• Page text:
:::::

- Born: Akiko Takumi (巧刃 章子) November 9, 1922 Okaya City, Nagano Prefecture, Japan
- Died: June 27, 2012 (aged 89)
- Occupation: Voice actress;
- Years active: 1940–2012
- Agent: Advance Promotion
- Website: Advance Promotion official website (in Japanese)

= Akiko Takamura =

Japanese voice actress (1922–2012)

Akiko Takumi (巧刃 章子, Takumi Akiko), known professionally as Akiko Takamura (高村 章子, Takamura Akiko), was a Japanese actress.and voice actress from Okaya City, Nagano Prefecture, Japan.

She was the founder, representative director, and chairman (honorary chairman in later years) of Advance Promotion until her death.

==Biography==
Takamura was born on November 9, 1922, in Okaya City, Nagano Prefecture.

She started off as a trainee at Bungakuza in 1948 and stayed until she departed from the company in 1951. She joined the Mugi-no-kai theater company in 1953, then left one year later in order to become a freelance actor. She was affiliated with Enkyo Pro and Taiyo Promotion.

Takamura died on June 27, 2012, at the age of 89. The cause of her death was never revealed.

==Personality==
Her voice type was mezzo-soprano. She was known for her voice acting roles as dignified, gentle mother characters and grandmother characters.

Takamura's personal hobbies and special skills were name analysis, folk songs, folk tales, and haiku.

==Filmography==
===Television anime===
- Moomin (1969–1970): Moominmamma
- Star of the Giants (1970): Additional voice
- Kunimatsu-sama no Otoridai (1971): Yoshida's Mother, Kiku
- The Gutsy Frog (1972–1974): Yoshiko's Mother, others
- Hazedon (1972): Hazedon's Mother
- Samurai Giants (1973-1974): Additional voice
- Jungle Kurobē (1973): Additional voice
- Heidi, Girl of the Alps (1974): Additional voice
- Time Bokan (1975): Madame Linden
- Warm Warm Family (1976):Yone Yamano (first voice), Grandmother
- New Star of the Giants (1977-1978): Additional voice
- Song of Baseball Enthusiasts (1978): Otane
- Doraemon (1979–2005): Maternal Grandmother (first voice), Nobita's Grandmother (second voice)
- Anne of Green Gables (1979): Housewife
- Twenty-Four Eyes (1980): Kiku
- New Lupin the 3rd (1980): Pancho's Wife (Ep. 124)

:::::

• Given records:
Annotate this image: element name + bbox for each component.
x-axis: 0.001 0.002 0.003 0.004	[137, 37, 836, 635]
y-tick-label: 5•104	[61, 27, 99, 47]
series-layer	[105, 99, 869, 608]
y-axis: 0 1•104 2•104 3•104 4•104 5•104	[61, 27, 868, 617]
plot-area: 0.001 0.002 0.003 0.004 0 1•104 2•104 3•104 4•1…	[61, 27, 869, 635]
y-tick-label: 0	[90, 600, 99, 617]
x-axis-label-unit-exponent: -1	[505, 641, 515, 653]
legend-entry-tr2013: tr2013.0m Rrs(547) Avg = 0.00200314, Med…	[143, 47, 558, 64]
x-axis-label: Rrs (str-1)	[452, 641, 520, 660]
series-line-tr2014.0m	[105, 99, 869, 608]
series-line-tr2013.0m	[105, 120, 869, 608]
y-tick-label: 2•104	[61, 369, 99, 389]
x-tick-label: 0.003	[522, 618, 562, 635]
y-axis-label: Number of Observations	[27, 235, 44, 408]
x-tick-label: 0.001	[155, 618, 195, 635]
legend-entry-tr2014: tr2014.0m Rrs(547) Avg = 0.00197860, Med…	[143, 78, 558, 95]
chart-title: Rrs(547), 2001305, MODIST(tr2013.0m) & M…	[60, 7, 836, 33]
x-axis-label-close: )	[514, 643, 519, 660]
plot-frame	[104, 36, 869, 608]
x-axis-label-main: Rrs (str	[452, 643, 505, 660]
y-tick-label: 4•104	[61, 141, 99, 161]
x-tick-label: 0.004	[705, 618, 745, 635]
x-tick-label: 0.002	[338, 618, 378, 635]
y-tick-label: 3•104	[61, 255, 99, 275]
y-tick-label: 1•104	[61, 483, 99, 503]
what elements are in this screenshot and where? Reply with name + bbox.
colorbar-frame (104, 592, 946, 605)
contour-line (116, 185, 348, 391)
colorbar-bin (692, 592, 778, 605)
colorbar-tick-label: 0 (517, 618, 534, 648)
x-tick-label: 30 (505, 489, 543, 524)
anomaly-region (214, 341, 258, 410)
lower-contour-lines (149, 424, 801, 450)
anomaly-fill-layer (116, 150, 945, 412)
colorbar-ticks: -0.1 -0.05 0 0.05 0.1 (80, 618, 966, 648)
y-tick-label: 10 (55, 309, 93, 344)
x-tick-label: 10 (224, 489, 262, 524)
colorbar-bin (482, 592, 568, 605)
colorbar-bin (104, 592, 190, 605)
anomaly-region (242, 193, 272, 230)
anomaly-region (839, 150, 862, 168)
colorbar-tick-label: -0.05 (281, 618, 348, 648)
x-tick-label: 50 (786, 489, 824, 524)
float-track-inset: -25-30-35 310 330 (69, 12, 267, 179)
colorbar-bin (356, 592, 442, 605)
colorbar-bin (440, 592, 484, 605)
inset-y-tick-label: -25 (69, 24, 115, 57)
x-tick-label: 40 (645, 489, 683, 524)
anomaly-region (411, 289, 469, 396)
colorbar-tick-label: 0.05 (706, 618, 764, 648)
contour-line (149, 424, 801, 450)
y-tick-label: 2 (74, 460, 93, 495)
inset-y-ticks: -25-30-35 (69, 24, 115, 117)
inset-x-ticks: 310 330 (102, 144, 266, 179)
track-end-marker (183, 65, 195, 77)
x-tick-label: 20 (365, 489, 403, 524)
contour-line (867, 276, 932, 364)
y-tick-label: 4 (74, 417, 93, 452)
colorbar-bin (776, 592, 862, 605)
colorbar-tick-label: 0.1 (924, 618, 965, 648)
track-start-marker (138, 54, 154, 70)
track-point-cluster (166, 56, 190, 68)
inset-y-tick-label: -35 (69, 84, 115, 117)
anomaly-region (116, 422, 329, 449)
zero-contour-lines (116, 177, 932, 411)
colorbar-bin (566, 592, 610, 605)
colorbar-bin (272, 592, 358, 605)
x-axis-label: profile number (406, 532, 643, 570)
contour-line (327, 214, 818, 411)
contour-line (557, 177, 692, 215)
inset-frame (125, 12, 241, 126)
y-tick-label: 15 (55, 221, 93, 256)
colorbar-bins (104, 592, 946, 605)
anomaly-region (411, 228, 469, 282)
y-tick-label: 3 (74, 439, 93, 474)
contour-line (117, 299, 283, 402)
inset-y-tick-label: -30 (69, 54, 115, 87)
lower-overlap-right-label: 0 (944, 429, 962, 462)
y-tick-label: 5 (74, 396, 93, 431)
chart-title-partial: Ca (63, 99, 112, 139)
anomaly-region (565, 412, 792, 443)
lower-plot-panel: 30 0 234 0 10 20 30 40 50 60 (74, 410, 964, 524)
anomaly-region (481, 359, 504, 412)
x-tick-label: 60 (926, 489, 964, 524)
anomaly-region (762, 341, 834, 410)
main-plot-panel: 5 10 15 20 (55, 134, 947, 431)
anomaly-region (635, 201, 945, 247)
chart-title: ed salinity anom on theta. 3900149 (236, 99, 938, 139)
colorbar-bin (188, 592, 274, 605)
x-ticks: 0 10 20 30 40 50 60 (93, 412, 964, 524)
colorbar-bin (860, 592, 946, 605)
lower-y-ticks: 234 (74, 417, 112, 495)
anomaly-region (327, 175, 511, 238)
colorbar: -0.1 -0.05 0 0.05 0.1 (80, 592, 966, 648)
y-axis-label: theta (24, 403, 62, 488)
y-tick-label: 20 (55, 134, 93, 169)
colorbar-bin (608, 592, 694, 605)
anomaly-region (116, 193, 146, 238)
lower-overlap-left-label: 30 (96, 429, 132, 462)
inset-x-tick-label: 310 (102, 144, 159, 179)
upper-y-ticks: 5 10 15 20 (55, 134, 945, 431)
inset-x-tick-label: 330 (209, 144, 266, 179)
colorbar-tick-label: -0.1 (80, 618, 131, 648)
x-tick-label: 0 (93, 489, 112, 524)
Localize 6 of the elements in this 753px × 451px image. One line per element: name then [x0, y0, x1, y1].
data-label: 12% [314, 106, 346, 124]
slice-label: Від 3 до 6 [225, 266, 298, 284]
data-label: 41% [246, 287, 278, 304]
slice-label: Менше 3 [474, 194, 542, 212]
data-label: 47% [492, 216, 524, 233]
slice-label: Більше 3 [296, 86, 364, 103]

:::::

• What is being asked: Render this sentence from the Akiko Takamura page in Spanish: "She started off as a trainee at Bungakuza in 1948 and stayed until she departed from the company in 1951."

• Result of the exercise: Comenzó como aprendiz en Bungakuza en 1948 y permaneció allí hasta que dejó la compañía en 1951.